* Task goal:
Your answer should be only a number: how many lines include the word "title".

★ ★ ★ ★

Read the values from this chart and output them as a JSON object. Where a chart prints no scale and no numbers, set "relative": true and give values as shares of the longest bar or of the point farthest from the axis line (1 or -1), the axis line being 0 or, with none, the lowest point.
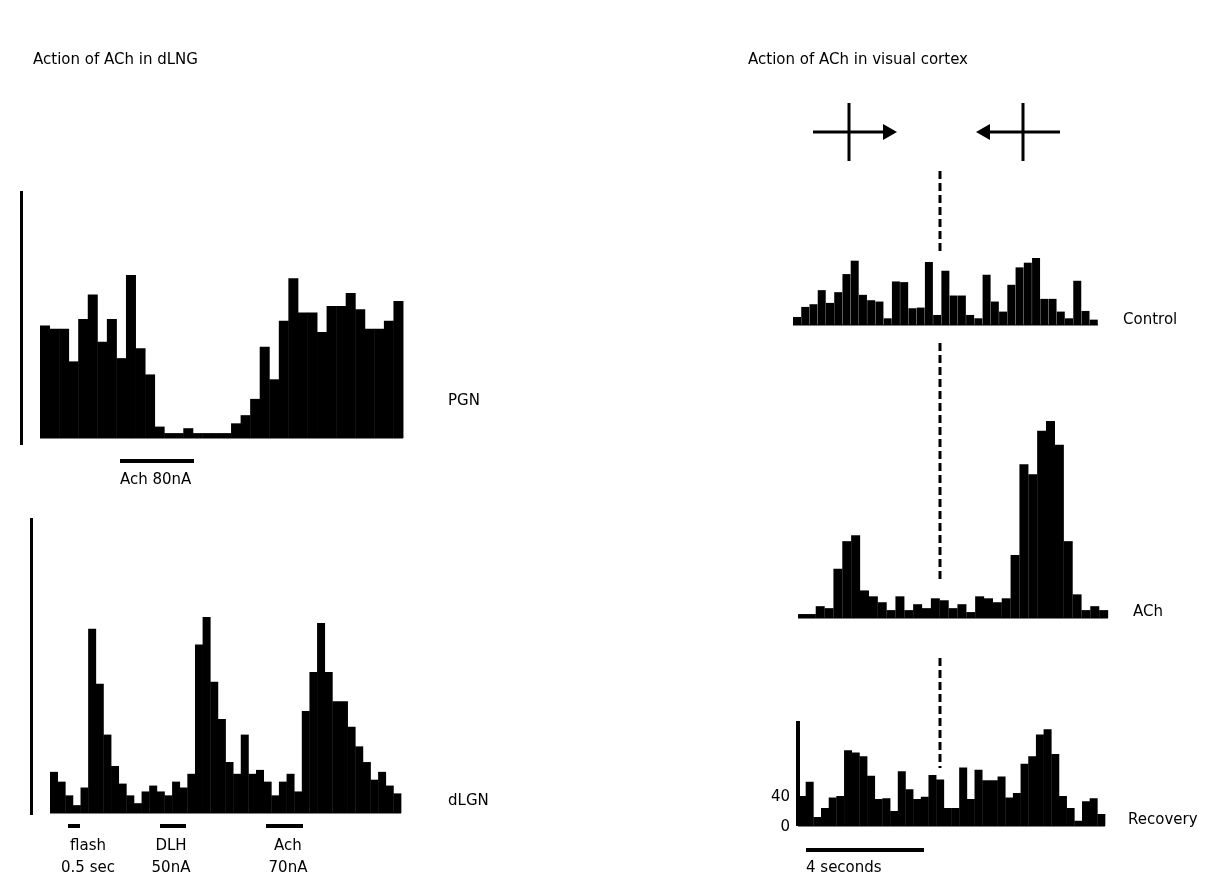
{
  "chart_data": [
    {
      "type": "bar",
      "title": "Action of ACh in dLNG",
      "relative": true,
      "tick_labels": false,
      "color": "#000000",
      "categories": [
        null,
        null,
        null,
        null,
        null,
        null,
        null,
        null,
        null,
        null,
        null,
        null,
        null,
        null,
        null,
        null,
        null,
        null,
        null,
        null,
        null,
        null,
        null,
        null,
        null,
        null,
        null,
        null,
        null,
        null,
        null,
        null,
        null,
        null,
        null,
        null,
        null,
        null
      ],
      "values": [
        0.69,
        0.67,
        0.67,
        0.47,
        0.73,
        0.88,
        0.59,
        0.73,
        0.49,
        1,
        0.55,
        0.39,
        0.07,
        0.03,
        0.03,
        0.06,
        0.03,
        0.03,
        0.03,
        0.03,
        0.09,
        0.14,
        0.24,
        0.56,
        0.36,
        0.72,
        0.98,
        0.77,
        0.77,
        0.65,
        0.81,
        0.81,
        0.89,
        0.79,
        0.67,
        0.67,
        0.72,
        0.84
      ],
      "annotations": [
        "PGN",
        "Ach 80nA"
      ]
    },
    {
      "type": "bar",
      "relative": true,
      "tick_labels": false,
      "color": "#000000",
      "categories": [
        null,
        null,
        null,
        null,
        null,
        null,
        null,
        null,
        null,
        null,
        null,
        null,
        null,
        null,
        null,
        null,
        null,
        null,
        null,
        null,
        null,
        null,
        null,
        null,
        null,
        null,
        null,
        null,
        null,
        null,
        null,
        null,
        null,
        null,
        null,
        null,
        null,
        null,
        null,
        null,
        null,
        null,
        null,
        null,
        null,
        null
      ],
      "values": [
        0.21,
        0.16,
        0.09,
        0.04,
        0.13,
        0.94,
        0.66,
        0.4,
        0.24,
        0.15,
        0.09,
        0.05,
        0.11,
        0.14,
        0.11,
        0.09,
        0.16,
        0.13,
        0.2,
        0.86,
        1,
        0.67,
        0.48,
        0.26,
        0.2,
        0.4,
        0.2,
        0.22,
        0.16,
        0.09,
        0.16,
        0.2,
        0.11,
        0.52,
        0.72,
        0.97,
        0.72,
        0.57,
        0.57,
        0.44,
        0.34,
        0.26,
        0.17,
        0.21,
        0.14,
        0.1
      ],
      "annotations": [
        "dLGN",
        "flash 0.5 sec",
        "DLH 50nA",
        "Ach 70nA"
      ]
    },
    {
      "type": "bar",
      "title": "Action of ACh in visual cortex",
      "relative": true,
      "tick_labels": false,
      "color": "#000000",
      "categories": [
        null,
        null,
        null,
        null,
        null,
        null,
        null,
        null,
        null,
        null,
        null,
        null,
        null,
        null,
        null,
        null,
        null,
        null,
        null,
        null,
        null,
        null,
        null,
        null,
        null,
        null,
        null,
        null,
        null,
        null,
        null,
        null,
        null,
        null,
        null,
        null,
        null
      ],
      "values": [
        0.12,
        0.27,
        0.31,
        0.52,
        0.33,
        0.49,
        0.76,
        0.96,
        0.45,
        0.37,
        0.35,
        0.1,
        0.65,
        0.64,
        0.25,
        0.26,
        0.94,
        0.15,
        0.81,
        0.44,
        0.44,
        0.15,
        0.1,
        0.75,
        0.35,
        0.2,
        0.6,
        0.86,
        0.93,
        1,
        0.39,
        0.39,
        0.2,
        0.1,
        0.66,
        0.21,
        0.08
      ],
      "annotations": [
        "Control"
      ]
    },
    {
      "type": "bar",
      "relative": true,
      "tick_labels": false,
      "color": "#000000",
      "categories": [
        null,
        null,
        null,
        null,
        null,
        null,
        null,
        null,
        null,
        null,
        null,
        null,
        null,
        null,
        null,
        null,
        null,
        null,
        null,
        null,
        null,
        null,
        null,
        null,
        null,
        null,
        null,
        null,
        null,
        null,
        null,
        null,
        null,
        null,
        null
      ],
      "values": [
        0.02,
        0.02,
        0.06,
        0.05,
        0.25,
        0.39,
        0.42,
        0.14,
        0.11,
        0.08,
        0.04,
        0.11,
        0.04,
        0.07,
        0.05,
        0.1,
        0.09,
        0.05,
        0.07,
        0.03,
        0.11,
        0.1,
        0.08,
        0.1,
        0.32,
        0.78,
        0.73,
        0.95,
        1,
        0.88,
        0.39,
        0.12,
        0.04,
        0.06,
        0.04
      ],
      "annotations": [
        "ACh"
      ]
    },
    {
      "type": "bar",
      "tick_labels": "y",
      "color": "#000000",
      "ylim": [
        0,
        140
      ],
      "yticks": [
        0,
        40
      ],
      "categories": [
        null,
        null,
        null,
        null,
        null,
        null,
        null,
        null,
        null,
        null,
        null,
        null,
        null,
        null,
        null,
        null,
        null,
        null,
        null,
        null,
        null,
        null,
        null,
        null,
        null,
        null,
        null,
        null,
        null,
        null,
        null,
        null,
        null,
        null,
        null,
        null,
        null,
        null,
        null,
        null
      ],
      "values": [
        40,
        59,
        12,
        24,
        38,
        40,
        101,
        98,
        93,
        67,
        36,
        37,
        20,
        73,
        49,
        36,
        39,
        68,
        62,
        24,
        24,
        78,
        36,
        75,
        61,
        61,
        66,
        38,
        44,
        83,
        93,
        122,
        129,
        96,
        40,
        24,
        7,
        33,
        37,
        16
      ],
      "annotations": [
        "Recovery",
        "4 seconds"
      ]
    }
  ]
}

★ ★ ★ ★

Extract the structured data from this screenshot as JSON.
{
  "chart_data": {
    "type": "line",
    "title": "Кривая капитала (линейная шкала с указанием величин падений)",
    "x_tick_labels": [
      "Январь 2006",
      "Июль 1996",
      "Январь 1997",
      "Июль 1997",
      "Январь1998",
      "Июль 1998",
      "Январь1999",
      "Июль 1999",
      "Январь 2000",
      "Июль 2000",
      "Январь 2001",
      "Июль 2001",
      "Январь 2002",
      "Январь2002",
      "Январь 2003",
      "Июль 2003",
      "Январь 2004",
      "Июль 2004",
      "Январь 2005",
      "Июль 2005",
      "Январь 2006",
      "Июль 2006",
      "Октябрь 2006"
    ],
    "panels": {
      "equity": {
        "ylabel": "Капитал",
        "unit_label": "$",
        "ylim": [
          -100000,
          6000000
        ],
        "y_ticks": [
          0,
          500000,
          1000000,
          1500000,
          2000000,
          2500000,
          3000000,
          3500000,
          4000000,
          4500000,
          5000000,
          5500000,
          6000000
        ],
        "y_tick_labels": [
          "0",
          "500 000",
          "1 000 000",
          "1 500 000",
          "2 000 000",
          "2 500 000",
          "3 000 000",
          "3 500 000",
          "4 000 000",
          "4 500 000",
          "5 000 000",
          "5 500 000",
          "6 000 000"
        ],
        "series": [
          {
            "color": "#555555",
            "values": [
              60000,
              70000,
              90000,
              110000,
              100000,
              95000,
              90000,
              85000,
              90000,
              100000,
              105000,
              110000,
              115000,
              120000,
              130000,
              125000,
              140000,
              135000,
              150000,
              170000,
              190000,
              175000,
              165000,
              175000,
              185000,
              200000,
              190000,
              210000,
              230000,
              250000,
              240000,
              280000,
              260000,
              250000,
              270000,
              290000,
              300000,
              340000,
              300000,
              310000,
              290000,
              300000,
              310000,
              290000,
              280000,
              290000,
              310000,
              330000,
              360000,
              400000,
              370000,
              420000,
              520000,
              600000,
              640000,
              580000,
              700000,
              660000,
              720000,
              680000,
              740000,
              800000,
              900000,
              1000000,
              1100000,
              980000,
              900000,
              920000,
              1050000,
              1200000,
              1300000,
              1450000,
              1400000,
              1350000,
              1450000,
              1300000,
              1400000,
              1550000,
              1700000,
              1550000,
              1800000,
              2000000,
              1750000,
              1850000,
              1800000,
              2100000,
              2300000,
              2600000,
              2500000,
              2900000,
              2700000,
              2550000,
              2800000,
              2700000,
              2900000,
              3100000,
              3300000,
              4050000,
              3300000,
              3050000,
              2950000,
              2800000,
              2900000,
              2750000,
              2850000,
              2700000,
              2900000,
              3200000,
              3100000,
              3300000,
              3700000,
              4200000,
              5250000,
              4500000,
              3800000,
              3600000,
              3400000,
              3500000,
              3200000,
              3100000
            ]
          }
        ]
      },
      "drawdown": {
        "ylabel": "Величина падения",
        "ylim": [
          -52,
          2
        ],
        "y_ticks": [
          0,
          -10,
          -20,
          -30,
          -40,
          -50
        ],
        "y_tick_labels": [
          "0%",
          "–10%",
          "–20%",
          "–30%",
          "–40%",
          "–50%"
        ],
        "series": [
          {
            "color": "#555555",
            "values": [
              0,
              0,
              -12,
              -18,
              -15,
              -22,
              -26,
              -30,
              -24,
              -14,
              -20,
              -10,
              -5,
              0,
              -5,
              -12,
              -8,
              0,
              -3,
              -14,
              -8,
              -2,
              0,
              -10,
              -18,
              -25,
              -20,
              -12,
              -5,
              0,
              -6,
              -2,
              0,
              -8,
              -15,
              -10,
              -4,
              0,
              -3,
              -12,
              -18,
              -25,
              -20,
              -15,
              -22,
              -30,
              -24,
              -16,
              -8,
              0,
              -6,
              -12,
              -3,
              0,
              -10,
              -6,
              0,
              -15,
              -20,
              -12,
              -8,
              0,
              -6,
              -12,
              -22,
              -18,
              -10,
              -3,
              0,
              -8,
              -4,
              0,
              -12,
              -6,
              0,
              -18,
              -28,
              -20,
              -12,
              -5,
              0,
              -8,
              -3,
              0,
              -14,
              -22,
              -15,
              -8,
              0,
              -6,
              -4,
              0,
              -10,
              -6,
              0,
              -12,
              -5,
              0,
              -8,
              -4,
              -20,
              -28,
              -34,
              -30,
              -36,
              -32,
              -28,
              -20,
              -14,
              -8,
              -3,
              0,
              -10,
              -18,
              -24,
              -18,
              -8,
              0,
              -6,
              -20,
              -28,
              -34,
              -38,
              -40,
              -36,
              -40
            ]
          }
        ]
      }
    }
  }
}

★ ★ ★ ★

* Expected output:
3